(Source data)
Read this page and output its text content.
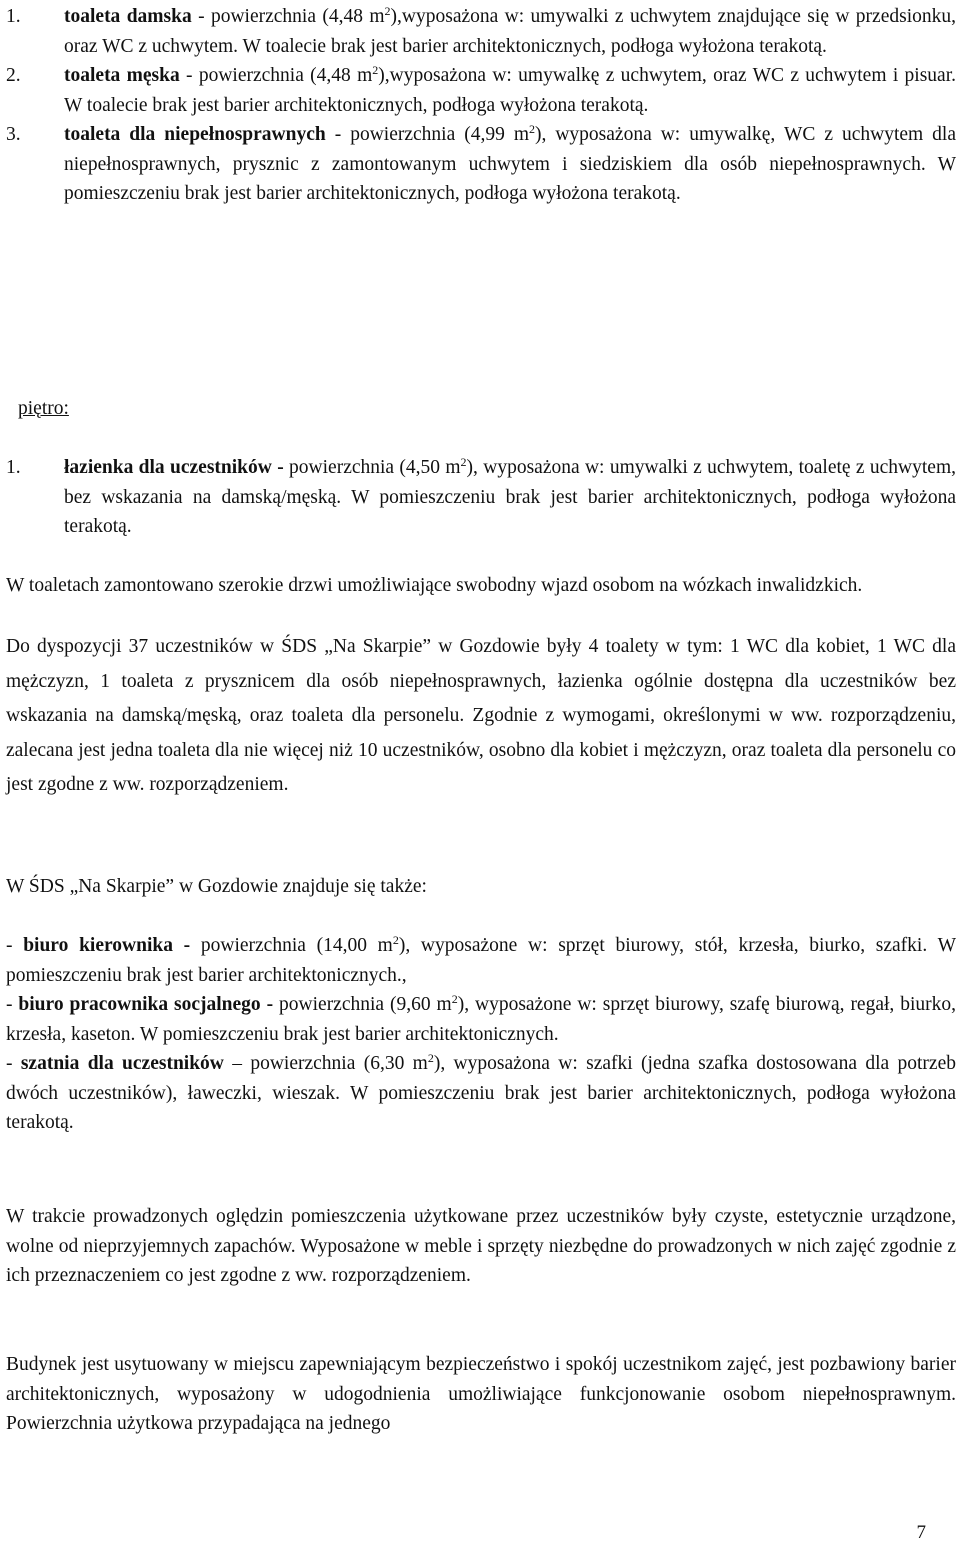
1.	toaleta damska - powierzchnia (4,48 $m^2),wyposażona$ w: umywalki z uchwytem znajdujące się w przedsionku, oraz WC z uchwytem. W toalecie brak jest barier architektonicznych, podłoga wyłożona terakotą.
2.	toaleta męska - powierzchnia (4,48 $m^2),wyposażona$ w: umywalkę z uchwytem, oraz WC z uchwytem i pisuar. W toalecie brak jest barier architektonicznych, podłoga wyłożona terakotą.
3.	toaleta dla niepełnosprawnych - powierzchnia (4,99 $m^2$), wyposażona w: umywalkę, WC z uchwytem dla niepełnosprawnych, prysznic z zamontowanym uchwytem i siedziskiem dla osób niepełnosprawnych. W pomieszczeniu brak jest barier architektonicznych, podłoga wyłożona terakotą.
piętro:
1.	łazienka dla uczestników - powierzchnia (4,50 $m^2$), wyposażona w: umywalki z uchwytem, toaletę z uchwytem, bez wskazania na damską/męską. W pomieszczeniu brak jest barier architektonicznych, podłoga wyłożona terakotą.

W toaletach zamontowano szerokie drzwi umożliwiające swobodny wjazd osobom na wózkach inwalidzkich.

Do dyspozycji 37 uczestników w ŚDS „Na Skarpie” w Gozdowie były 4 toalety w tym: 1 WC dla kobiet, 1 WC dla mężczyzn, 1 toaleta z prysznicem dla osób niepełnosprawnych, łazienka ogólnie dostępna dla uczestników bez wskazania na damską/męską, oraz toaleta dla personelu. Zgodnie z wymogami, określonymi w ww. rozporządzeniu, zalecana jest jedna toaleta dla nie więcej niż 10 uczestników, osobno dla kobiet i mężczyzn, oraz toaleta dla personelu co jest zgodne z ww. rozporządzeniem.

W ŚDS „Na Skarpie” w Gozdowie znajduje się także:

- biuro kierownika - powierzchnia (14,00 $m^2$), wyposażone w: sprzęt biurowy, stół, krzesła, biurko, szafki. W pomieszczeniu brak jest barier architektonicznych.,

- biuro pracownika socjalnego - powierzchnia (9,60 $m^2$), wyposażone w: sprzęt biurowy, szafę biurową, regał, biurko, krzesła, kaseton. W pomieszczeniu brak jest barier architektonicznych.

- szatnia dla uczestników – powierzchnia (6,30 $m^2$), wyposażona w: szafki (jedna szafka dostosowana dla potrzeb dwóch uczestników), ławeczki, wieszak. W pomieszczeniu brak jest barier architektonicznych, podłoga wyłożona terakotą.

W trakcie prowadzonych oględzin pomieszczenia użytkowane przez uczestników były czyste, estetycznie urządzone, wolne od nieprzyjemnych zapachów. Wyposażone w meble i sprzęty niezbędne do prowadzonych w nich zajęć zgodnie z ich przeznaczeniem co jest zgodne z ww. rozporządzeniem.

Budynek jest usytuowany w miejscu zapewniającym bezpieczeństwo i spokój uczestnikom zajęć, jest pozbawiony barier architektonicznych, wyposażony w udogodnienia umożliwiające funkcjonowanie osobom niepełnosprawnym. Powierzchnia użytkowa przypadająca na jednego

7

(STATED PROBLEM)
Leave out the pictures and transcribe the entries above exactly.

(RESULT OF THIS EXERCISE)
Read this page and output its text content.
1.	toaleta damska - powierzchnia (4,48 $m^2),wyposażona$ w: umywalki z uchwytem znajdujące się w przedsionku, oraz WC z uchwytem. W toalecie brak jest barier architektonicznych, podłoga wyłożona terakotą.
2.	toaleta męska - powierzchnia (4,48 $m^2),wyposażona$ w: umywalkę z uchwytem, oraz WC z uchwytem i pisuar. W toalecie brak jest barier architektonicznych, podłoga wyłożona terakotą.
3.	toaleta dla niepełnosprawnych - powierzchnia (4,99 $m^2$), wyposażona w: umywalkę, WC z uchwytem dla niepełnosprawnych, prysznic z zamontowanym uchwytem i siedziskiem dla osób niepełnosprawnych. W pomieszczeniu brak jest barier architektonicznych, podłoga wyłożona terakotą.
piętro:
1.	łazienka dla uczestników - powierzchnia (4,50 $m^2$), wyposażona w: umywalki z uchwytem, toaletę z uchwytem, bez wskazania na damską/męską. W pomieszczeniu brak jest barier architektonicznych, podłoga wyłożona terakotą.

W toaletach zamontowano szerokie drzwi umożliwiające swobodny wjazd osobom na wózkach inwalidzkich.

Do dyspozycji 37 uczestników w ŚDS „Na Skarpie” w Gozdowie były 4 toalety w tym: 1 WC dla kobiet, 1 WC dla mężczyzn, 1 toaleta z prysznicem dla osób niepełnosprawnych, łazienka ogólnie dostępna dla uczestników bez wskazania na damską/męską, oraz toaleta dla personelu. Zgodnie z wymogami, określonymi w ww. rozporządzeniu, zalecana jest jedna toaleta dla nie więcej niż 10 uczestników, osobno dla kobiet i mężczyzn, oraz toaleta dla personelu co jest zgodne z ww. rozporządzeniem.

W ŚDS „Na Skarpie” w Gozdowie znajduje się także:

- biuro kierownika - powierzchnia (14,00 $m^2$), wyposażone w: sprzęt biurowy, stół, krzesła, biurko, szafki. W pomieszczeniu brak jest barier architektonicznych.,

- biuro pracownika socjalnego - powierzchnia (9,60 $m^2$), wyposażone w: sprzęt biurowy, szafę biurową, regał, biurko, krzesła, kaseton. W pomieszczeniu brak jest barier architektonicznych.

- szatnia dla uczestników – powierzchnia (6,30 $m^2$), wyposażona w: szafki (jedna szafka dostosowana dla potrzeb dwóch uczestników), ławeczki, wieszak. W pomieszczeniu brak jest barier architektonicznych, podłoga wyłożona terakotą.

W trakcie prowadzonych oględzin pomieszczenia użytkowane przez uczestników były czyste, estetycznie urządzone, wolne od nieprzyjemnych zapachów. Wyposażone w meble i sprzęty niezbędne do prowadzonych w nich zajęć zgodnie z ich przeznaczeniem co jest zgodne z ww. rozporządzeniem.

Budynek jest usytuowany w miejscu zapewniającym bezpieczeństwo i spokój uczestnikom zajęć, jest pozbawiony barier architektonicznych, wyposażony w udogodnienia umożliwiające funkcjonowanie osobom niepełnosprawnym. Powierzchnia użytkowa przypadająca na jednego

7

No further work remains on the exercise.